● Written instruction: Your task is to give the data again, exactly, with every line intact.

● Given data:

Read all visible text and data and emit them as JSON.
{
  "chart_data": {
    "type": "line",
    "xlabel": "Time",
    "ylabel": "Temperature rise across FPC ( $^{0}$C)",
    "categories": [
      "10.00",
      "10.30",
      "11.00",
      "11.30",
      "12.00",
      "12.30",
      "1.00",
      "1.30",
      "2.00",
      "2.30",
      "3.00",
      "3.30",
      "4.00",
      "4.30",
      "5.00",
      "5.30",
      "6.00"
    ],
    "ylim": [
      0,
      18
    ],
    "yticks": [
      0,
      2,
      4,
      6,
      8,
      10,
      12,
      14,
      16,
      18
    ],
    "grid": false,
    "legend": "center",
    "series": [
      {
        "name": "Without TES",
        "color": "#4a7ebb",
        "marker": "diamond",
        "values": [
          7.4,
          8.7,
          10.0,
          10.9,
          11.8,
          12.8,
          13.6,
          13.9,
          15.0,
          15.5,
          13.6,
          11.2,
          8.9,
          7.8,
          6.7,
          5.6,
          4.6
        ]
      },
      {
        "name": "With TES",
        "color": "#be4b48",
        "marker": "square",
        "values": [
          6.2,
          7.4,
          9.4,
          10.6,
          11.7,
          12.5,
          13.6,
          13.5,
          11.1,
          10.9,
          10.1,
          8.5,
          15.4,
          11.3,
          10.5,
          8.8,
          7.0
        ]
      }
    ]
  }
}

● Solved problem:
Read all visible text and data and emit them as JSON.
{
  "chart_data": {
    "type": "line",
    "xlabel": "Time",
    "ylabel": "Temperature rise across FPC ( $^{0}$C)",
    "categories": [
      "10.00",
      "10.30",
      "11.00",
      "11.30",
      "12.00",
      "12.30",
      "1.00",
      "1.30",
      "2.00",
      "2.30",
      "3.00",
      "3.30",
      "4.00",
      "4.30",
      "5.00",
      "5.30",
      "6.00"
    ],
    "ylim": [
      0,
      18
    ],
    "yticks": [
      0,
      2,
      4,
      6,
      8,
      10,
      12,
      14,
      16,
      18
    ],
    "grid": false,
    "legend": "center",
    "series": [
      {
        "name": "Without TES",
        "color": "#4a7ebb",
        "marker": "diamond",
        "values": [
          7.4,
          8.7,
          10.0,
          10.9,
          11.8,
          12.8,
          13.6,
          13.9,
          15.0,
          15.5,
          13.6,
          11.2,
          8.9,
          7.8,
          6.7,
          5.6,
          4.6
        ]
      },
      {
        "name": "With TES",
        "color": "#be4b48",
        "marker": "square",
        "values": [
          6.2,
          7.4,
          9.4,
          10.6,
          11.7,
          12.5,
          13.6,
          13.5,
          11.1,
          10.9,
          10.1,
          8.5,
          15.4,
          11.3,
          10.5,
          8.8,
          7.0
        ]
      }
    ]
  }
}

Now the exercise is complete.